> PROBLEM DETAILS
Transcribe each record exactly. Include every one.

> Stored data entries
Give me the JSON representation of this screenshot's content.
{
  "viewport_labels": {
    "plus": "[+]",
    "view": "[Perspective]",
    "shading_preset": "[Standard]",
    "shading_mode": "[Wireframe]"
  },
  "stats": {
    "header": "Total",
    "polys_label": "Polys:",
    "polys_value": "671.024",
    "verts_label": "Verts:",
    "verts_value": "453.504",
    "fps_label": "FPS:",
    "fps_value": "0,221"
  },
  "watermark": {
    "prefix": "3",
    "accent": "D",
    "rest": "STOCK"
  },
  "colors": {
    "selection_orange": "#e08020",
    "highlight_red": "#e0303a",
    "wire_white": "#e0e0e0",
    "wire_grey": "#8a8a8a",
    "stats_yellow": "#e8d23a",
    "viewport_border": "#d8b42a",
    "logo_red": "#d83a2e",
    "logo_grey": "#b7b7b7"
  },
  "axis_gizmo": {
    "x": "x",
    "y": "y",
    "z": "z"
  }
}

> CORRECT RESULT
Give me the JSON representation of this screenshot's content.
{
  "viewport_labels": {
    "plus": "[+]",
    "view": "[Perspective]",
    "shading_preset": "[Standard]",
    "shading_mode": "[Wireframe]"
  },
  "stats": {
    "header": "Total",
    "polys_label": "Polys:",
    "polys_value": "671.024",
    "verts_label": "Verts:",
    "verts_value": "453.504",
    "fps_label": "FPS:",
    "fps_value": "0,221"
  },
  "watermark": {
    "prefix": "3",
    "accent": "D",
    "rest": "STOCK"
  },
  "colors": {
    "selection_orange": "#e08020",
    "highlight_red": "#e0303a",
    "wire_white": "#e0e0e0",
    "wire_grey": "#8a8a8a",
    "stats_yellow": "#e8d23a",
    "viewport_border": "#d8b42a",
    "logo_red": "#d83a2e",
    "logo_grey": "#b7b7b7"
  },
  "axis_gizmo": {
    "x": "x",
    "y": "y",
    "z": "z"
  }
}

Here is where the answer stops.